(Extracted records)

'''

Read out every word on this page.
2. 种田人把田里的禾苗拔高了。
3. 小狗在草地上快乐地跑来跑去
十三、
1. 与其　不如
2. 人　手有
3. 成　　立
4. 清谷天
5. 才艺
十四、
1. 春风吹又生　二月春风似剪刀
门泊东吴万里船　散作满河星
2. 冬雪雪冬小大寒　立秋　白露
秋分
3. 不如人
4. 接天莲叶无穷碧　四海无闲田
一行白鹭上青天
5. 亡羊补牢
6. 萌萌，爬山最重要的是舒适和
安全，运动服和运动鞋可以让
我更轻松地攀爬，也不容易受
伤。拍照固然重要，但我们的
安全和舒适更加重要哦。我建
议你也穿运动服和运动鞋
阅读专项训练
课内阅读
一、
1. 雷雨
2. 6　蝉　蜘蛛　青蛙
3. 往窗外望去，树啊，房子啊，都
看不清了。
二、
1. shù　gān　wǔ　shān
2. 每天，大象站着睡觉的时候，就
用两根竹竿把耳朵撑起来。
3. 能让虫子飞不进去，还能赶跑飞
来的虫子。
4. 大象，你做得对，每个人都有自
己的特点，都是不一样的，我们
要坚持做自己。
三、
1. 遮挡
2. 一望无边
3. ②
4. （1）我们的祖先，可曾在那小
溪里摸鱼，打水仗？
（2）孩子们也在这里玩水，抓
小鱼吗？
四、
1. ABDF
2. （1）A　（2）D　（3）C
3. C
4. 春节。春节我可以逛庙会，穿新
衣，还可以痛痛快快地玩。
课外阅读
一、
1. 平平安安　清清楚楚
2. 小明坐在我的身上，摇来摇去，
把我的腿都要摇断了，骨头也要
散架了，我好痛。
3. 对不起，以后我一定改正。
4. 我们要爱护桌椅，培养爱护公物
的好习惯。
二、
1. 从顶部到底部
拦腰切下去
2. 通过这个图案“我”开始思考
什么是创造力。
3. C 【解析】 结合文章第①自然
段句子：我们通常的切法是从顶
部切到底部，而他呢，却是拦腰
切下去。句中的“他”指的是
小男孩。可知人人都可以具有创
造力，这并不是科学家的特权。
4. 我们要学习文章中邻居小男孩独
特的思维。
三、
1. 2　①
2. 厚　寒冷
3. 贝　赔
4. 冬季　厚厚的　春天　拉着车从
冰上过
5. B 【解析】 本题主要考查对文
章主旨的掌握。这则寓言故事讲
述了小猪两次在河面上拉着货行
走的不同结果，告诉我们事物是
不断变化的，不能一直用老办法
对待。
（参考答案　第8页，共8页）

'''

• Requirement
Please repeat all the records above exactly as they appear.

• Finished answer
Read out every word on this page.
2. 种田人把田里的禾苗拔高了。
3. 小狗在草地上快乐地跑来跑去
十三、
1. 与其　不如
2. 人　手有
3. 成　　立
4. 清谷天
5. 才艺
十四、
1. 春风吹又生　二月春风似剪刀
门泊东吴万里船　散作满河星
2. 冬雪雪冬小大寒　立秋　白露
秋分
3. 不如人
4. 接天莲叶无穷碧　四海无闲田
一行白鹭上青天
5. 亡羊补牢
6. 萌萌，爬山最重要的是舒适和
安全，运动服和运动鞋可以让
我更轻松地攀爬，也不容易受
伤。拍照固然重要，但我们的
安全和舒适更加重要哦。我建
议你也穿运动服和运动鞋
阅读专项训练
课内阅读
一、
1. 雷雨
2. 6　蝉　蜘蛛　青蛙
3. 往窗外望去，树啊，房子啊，都
看不清了。
二、
1. shù　gān　wǔ　shān
2. 每天，大象站着睡觉的时候，就
用两根竹竿把耳朵撑起来。
3. 能让虫子飞不进去，还能赶跑飞
来的虫子。
4. 大象，你做得对，每个人都有自
己的特点，都是不一样的，我们
要坚持做自己。
三、
1. 遮挡
2. 一望无边
3. ②
4. （1）我们的祖先，可曾在那小
溪里摸鱼，打水仗？
（2）孩子们也在这里玩水，抓
小鱼吗？
四、
1. ABDF
2. （1）A　（2）D　（3）C
3. C
4. 春节。春节我可以逛庙会，穿新
衣，还可以痛痛快快地玩。
课外阅读
一、
1. 平平安安　清清楚楚
2. 小明坐在我的身上，摇来摇去，
把我的腿都要摇断了，骨头也要
散架了，我好痛。
3. 对不起，以后我一定改正。
4. 我们要爱护桌椅，培养爱护公物
的好习惯。
二、
1. 从顶部到底部
拦腰切下去
2. 通过这个图案“我”开始思考
什么是创造力。
3. C 【解析】 结合文章第①自然
段句子：我们通常的切法是从顶
部切到底部，而他呢，却是拦腰
切下去。句中的“他”指的是
小男孩。可知人人都可以具有创
造力，这并不是科学家的特权。
4. 我们要学习文章中邻居小男孩独
特的思维。
三、
1. 2　①
2. 厚　寒冷
3. 贝　赔
4. 冬季　厚厚的　春天　拉着车从
冰上过
5. B 【解析】 本题主要考查对文
章主旨的掌握。这则寓言故事讲
述了小猪两次在河面上拉着货行
走的不同结果，告诉我们事物是
不断变化的，不能一直用老办法
对待。
（参考答案　第8页，共8页）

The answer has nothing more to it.